Objective: Copy out the data below verbatim.
+++ Given data +++
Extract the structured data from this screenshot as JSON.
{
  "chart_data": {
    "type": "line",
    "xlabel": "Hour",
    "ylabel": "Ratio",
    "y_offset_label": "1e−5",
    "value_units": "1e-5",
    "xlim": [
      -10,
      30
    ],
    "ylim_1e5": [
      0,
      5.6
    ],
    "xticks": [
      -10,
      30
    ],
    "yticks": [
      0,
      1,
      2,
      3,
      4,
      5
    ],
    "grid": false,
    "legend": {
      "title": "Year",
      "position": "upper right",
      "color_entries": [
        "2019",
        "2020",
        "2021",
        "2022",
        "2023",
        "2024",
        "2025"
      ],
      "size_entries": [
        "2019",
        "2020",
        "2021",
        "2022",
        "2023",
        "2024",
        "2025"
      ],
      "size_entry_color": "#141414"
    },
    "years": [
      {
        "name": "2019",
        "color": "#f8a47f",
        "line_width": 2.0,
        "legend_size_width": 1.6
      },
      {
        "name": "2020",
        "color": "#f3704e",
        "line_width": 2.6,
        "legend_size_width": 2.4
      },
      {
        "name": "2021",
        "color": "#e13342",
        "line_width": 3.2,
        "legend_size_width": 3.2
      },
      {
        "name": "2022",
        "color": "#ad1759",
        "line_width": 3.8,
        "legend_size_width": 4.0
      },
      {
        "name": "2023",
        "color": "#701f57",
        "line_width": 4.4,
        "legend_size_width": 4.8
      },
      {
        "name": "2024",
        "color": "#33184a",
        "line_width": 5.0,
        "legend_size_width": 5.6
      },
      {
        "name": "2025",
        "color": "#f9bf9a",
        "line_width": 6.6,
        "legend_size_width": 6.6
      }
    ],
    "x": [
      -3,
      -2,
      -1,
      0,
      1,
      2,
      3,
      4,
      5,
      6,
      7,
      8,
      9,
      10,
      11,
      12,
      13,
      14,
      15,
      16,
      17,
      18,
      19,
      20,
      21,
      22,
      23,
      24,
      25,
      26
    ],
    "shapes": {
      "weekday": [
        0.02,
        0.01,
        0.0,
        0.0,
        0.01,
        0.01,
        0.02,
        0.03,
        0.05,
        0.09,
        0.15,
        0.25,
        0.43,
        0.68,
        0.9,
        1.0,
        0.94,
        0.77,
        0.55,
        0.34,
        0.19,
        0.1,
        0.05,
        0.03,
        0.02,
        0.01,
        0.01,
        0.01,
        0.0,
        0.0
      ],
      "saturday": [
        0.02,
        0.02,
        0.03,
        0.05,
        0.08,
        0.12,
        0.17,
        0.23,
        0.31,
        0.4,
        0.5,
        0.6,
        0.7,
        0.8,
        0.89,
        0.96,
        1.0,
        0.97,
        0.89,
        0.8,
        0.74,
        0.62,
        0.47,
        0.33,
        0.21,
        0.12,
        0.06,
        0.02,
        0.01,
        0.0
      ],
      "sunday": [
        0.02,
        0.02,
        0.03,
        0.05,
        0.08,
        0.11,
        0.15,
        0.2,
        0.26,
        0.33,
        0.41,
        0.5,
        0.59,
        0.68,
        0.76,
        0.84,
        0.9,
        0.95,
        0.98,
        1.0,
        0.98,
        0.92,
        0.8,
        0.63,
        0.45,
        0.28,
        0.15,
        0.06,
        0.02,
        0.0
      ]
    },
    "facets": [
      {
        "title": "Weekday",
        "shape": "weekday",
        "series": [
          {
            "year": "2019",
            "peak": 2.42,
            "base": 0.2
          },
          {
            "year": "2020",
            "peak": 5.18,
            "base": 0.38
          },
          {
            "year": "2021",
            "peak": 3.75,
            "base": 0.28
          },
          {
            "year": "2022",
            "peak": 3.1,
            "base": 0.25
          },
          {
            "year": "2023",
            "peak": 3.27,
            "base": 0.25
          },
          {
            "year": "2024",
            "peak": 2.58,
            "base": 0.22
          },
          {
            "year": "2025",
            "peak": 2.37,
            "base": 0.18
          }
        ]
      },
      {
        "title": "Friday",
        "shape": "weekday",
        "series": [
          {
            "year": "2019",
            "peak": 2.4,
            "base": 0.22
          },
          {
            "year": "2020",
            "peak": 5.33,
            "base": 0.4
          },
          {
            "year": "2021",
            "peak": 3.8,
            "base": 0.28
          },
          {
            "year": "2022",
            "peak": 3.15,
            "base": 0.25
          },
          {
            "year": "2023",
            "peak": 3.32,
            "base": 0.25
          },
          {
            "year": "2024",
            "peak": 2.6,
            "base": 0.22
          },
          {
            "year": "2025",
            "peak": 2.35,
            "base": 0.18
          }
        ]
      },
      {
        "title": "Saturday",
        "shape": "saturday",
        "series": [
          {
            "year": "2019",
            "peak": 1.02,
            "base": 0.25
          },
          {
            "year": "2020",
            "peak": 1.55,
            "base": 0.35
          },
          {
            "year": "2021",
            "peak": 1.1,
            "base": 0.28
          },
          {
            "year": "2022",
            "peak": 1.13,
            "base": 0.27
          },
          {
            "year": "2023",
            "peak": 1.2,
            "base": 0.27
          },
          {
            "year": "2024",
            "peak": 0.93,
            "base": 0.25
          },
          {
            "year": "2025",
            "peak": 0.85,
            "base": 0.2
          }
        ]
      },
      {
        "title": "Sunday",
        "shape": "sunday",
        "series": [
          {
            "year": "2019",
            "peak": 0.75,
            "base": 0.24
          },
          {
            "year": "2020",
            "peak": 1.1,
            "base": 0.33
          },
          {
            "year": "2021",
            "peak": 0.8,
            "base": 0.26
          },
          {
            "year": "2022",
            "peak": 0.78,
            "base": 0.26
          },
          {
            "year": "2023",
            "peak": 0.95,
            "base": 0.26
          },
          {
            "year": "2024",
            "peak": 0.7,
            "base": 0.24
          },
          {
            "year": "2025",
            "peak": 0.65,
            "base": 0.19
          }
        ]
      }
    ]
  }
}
+++
Finished task:
Extract the structured data from this screenshot as JSON.
{
  "chart_data": {
    "type": "line",
    "xlabel": "Hour",
    "ylabel": "Ratio",
    "y_offset_label": "1e−5",
    "value_units": "1e-5",
    "xlim": [
      -10,
      30
    ],
    "ylim_1e5": [
      0,
      5.6
    ],
    "xticks": [
      -10,
      30
    ],
    "yticks": [
      0,
      1,
      2,
      3,
      4,
      5
    ],
    "grid": false,
    "legend": {
      "title": "Year",
      "position": "upper right",
      "color_entries": [
        "2019",
        "2020",
        "2021",
        "2022",
        "2023",
        "2024",
        "2025"
      ],
      "size_entries": [
        "2019",
        "2020",
        "2021",
        "2022",
        "2023",
        "2024",
        "2025"
      ],
      "size_entry_color": "#141414"
    },
    "years": [
      {
        "name": "2019",
        "color": "#f8a47f",
        "line_width": 2.0,
        "legend_size_width": 1.6
      },
      {
        "name": "2020",
        "color": "#f3704e",
        "line_width": 2.6,
        "legend_size_width": 2.4
      },
      {
        "name": "2021",
        "color": "#e13342",
        "line_width": 3.2,
        "legend_size_width": 3.2
      },
      {
        "name": "2022",
        "color": "#ad1759",
        "line_width": 3.8,
        "legend_size_width": 4.0
      },
      {
        "name": "2023",
        "color": "#701f57",
        "line_width": 4.4,
        "legend_size_width": 4.8
      },
      {
        "name": "2024",
        "color": "#33184a",
        "line_width": 5.0,
        "legend_size_width": 5.6
      },
      {
        "name": "2025",
        "color": "#f9bf9a",
        "line_width": 6.6,
        "legend_size_width": 6.6
      }
    ],
    "x": [
      -3,
      -2,
      -1,
      0,
      1,
      2,
      3,
      4,
      5,
      6,
      7,
      8,
      9,
      10,
      11,
      12,
      13,
      14,
      15,
      16,
      17,
      18,
      19,
      20,
      21,
      22,
      23,
      24,
      25,
      26
    ],
    "shapes": {
      "weekday": [
        0.02,
        0.01,
        0.0,
        0.0,
        0.01,
        0.01,
        0.02,
        0.03,
        0.05,
        0.09,
        0.15,
        0.25,
        0.43,
        0.68,
        0.9,
        1.0,
        0.94,
        0.77,
        0.55,
        0.34,
        0.19,
        0.1,
        0.05,
        0.03,
        0.02,
        0.01,
        0.01,
        0.01,
        0.0,
        0.0
      ],
      "saturday": [
        0.02,
        0.02,
        0.03,
        0.05,
        0.08,
        0.12,
        0.17,
        0.23,
        0.31,
        0.4,
        0.5,
        0.6,
        0.7,
        0.8,
        0.89,
        0.96,
        1.0,
        0.97,
        0.89,
        0.8,
        0.74,
        0.62,
        0.47,
        0.33,
        0.21,
        0.12,
        0.06,
        0.02,
        0.01,
        0.0
      ],
      "sunday": [
        0.02,
        0.02,
        0.03,
        0.05,
        0.08,
        0.11,
        0.15,
        0.2,
        0.26,
        0.33,
        0.41,
        0.5,
        0.59,
        0.68,
        0.76,
        0.84,
        0.9,
        0.95,
        0.98,
        1.0,
        0.98,
        0.92,
        0.8,
        0.63,
        0.45,
        0.28,
        0.15,
        0.06,
        0.02,
        0.0
      ]
    },
    "facets": [
      {
        "title": "Weekday",
        "shape": "weekday",
        "series": [
          {
            "year": "2019",
            "peak": 2.42,
            "base": 0.2
          },
          {
            "year": "2020",
            "peak": 5.18,
            "base": 0.38
          },
          {
            "year": "2021",
            "peak": 3.75,
            "base": 0.28
          },
          {
            "year": "2022",
            "peak": 3.1,
            "base": 0.25
          },
          {
            "year": "2023",
            "peak": 3.27,
            "base": 0.25
          },
          {
            "year": "2024",
            "peak": 2.58,
            "base": 0.22
          },
          {
            "year": "2025",
            "peak": 2.37,
            "base": 0.18
          }
        ]
      },
      {
        "title": "Friday",
        "shape": "weekday",
        "series": [
          {
            "year": "2019",
            "peak": 2.4,
            "base": 0.22
          },
          {
            "year": "2020",
            "peak": 5.33,
            "base": 0.4
          },
          {
            "year": "2021",
            "peak": 3.8,
            "base": 0.28
          },
          {
            "year": "2022",
            "peak": 3.15,
            "base": 0.25
          },
          {
            "year": "2023",
            "peak": 3.32,
            "base": 0.25
          },
          {
            "year": "2024",
            "peak": 2.6,
            "base": 0.22
          },
          {
            "year": "2025",
            "peak": 2.35,
            "base": 0.18
          }
        ]
      },
      {
        "title": "Saturday",
        "shape": "saturday",
        "series": [
          {
            "year": "2019",
            "peak": 1.02,
            "base": 0.25
          },
          {
            "year": "2020",
            "peak": 1.55,
            "base": 0.35
          },
          {
            "year": "2021",
            "peak": 1.1,
            "base": 0.28
          },
          {
            "year": "2022",
            "peak": 1.13,
            "base": 0.27
          },
          {
            "year": "2023",
            "peak": 1.2,
            "base": 0.27
          },
          {
            "year": "2024",
            "peak": 0.93,
            "base": 0.25
          },
          {
            "year": "2025",
            "peak": 0.85,
            "base": 0.2
          }
        ]
      },
      {
        "title": "Sunday",
        "shape": "sunday",
        "series": [
          {
            "year": "2019",
            "peak": 0.75,
            "base": 0.24
          },
          {
            "year": "2020",
            "peak": 1.1,
            "base": 0.33
          },
          {
            "year": "2021",
            "peak": 0.8,
            "base": 0.26
          },
          {
            "year": "2022",
            "peak": 0.78,
            "base": 0.26
          },
          {
            "year": "2023",
            "peak": 0.95,
            "base": 0.26
          },
          {
            "year": "2024",
            "peak": 0.7,
            "base": 0.24
          },
          {
            "year": "2025",
            "peak": 0.65,
            "base": 0.19
          }
        ]
      }
    ]
  }
}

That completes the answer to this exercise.